GIVEN DATA:
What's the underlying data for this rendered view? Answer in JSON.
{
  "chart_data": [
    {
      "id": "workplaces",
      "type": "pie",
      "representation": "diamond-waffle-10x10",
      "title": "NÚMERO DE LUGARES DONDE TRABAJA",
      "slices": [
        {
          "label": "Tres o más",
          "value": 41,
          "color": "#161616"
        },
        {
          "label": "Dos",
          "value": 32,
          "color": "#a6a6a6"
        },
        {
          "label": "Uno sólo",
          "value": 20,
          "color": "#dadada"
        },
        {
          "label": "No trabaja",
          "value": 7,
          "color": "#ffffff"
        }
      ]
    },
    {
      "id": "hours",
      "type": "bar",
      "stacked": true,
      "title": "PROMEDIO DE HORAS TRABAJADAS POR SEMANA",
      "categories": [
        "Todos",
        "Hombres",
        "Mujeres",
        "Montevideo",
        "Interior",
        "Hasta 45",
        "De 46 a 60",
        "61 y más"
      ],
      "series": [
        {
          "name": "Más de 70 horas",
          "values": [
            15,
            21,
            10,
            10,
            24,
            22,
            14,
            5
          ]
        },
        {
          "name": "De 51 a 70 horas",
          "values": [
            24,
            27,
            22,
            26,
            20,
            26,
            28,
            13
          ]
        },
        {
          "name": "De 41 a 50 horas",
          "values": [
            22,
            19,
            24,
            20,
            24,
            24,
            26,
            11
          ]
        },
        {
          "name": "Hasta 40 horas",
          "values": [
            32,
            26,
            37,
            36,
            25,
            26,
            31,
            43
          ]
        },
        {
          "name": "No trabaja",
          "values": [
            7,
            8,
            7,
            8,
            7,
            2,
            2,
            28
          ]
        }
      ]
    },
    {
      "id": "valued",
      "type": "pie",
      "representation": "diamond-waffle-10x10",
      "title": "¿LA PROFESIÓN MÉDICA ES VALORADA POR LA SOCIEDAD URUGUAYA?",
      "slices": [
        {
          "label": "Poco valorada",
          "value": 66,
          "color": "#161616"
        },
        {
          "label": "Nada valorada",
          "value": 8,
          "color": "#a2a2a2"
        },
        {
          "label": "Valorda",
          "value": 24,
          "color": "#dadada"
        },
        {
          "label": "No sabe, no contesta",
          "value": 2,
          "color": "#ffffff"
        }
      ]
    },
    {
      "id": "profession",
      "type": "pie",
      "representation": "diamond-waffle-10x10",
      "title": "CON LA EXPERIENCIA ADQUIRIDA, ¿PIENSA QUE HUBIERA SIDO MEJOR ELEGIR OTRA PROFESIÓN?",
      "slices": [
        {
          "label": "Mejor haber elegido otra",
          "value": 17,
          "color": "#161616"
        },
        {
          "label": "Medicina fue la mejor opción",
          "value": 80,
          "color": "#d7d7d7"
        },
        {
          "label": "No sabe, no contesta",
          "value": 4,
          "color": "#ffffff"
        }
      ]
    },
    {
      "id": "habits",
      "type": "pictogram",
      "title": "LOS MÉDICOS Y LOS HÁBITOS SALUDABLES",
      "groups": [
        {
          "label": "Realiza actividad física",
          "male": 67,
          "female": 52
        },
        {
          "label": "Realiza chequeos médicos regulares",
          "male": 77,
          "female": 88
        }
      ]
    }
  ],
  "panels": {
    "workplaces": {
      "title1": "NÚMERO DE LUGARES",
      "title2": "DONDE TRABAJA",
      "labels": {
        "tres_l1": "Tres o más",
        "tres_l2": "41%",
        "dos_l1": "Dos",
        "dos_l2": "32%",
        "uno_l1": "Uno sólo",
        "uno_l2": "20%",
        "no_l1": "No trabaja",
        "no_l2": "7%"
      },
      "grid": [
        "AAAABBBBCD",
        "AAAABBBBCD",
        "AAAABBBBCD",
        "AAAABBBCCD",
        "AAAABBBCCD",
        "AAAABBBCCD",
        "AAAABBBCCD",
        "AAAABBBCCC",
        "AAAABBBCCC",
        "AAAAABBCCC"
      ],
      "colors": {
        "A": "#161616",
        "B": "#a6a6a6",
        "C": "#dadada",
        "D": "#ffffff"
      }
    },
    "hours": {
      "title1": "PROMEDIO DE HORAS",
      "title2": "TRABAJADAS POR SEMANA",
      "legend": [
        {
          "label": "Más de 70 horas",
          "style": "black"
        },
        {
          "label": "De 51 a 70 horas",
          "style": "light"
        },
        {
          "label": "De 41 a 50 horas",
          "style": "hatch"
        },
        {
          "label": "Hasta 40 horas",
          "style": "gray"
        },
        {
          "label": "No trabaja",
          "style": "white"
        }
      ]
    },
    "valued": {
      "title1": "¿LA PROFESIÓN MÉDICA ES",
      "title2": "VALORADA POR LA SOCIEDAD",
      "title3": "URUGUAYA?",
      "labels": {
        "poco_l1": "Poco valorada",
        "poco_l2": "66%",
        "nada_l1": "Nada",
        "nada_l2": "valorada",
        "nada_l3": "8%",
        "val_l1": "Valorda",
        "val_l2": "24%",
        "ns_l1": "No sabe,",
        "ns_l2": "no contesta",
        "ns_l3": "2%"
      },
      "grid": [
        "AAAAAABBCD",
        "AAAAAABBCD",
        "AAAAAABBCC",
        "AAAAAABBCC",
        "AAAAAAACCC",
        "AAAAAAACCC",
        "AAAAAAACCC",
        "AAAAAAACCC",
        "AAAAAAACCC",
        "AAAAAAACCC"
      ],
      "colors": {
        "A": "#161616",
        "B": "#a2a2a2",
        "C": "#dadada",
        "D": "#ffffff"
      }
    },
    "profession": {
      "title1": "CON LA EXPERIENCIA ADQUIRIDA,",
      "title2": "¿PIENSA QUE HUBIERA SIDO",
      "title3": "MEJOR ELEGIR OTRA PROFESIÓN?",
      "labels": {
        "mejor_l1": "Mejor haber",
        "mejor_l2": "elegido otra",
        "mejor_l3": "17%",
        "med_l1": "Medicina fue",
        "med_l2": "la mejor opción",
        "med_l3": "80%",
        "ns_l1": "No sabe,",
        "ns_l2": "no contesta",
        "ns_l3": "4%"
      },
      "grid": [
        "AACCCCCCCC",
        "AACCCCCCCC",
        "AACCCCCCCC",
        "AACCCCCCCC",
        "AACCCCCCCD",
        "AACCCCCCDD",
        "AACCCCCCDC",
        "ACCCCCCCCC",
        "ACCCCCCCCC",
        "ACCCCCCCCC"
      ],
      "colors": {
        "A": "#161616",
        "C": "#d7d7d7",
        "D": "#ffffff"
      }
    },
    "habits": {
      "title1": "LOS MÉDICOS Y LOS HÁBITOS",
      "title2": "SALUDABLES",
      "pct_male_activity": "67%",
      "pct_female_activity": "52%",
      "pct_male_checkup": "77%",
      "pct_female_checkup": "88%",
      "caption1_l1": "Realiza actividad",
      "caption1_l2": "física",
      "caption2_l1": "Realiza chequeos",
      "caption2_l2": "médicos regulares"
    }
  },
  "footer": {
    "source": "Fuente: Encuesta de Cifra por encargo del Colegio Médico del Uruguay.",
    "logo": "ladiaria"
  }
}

...

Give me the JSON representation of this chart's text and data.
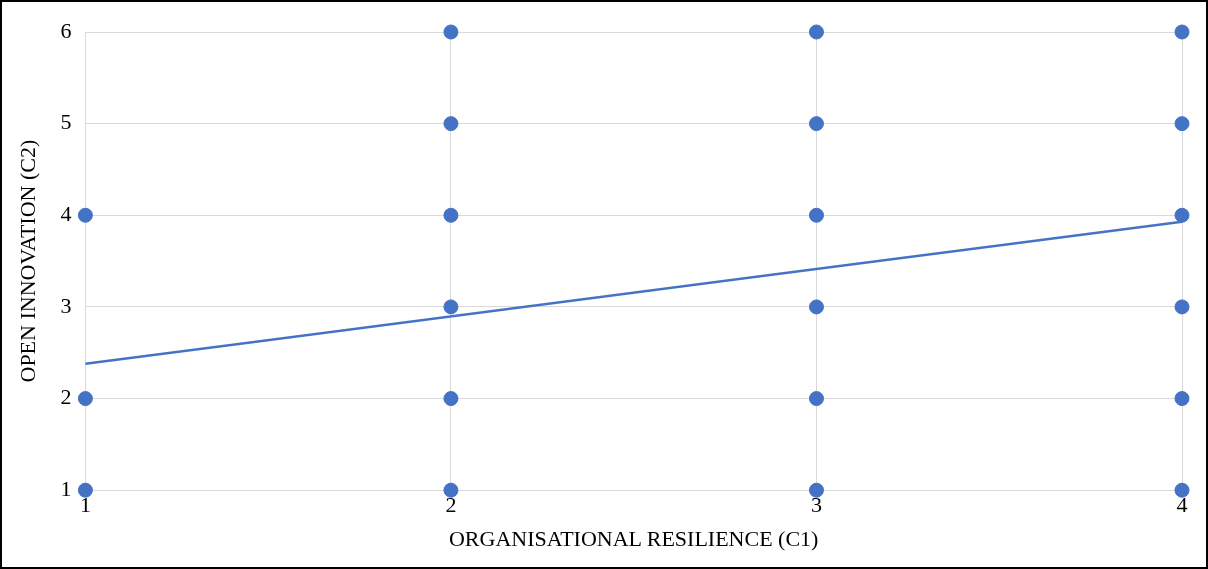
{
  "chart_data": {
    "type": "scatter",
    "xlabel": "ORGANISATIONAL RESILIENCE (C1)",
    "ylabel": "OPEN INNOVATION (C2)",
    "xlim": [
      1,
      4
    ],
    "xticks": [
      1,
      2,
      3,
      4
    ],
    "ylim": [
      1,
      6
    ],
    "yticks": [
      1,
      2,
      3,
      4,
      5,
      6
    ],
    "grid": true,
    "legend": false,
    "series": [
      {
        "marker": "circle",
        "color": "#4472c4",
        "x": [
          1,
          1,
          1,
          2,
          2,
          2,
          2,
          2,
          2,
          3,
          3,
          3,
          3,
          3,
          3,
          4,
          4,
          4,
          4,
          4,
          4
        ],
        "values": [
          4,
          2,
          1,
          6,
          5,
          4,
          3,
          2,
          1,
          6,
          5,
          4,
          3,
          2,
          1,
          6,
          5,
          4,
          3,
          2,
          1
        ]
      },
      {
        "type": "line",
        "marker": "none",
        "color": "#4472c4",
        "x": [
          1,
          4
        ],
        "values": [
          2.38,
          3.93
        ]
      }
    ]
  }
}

TASK DETAILS: Single out each line of the records above with the string "MÉDICA" in it, and copy it.

SOLUTION:
      "title": "¿LA PROFESIÓN MÉDICA ES VALORADA POR LA SOCIEDAD URUGUAYA?",
      "title1": "¿LA PROFESIÓN MÉDICA ES",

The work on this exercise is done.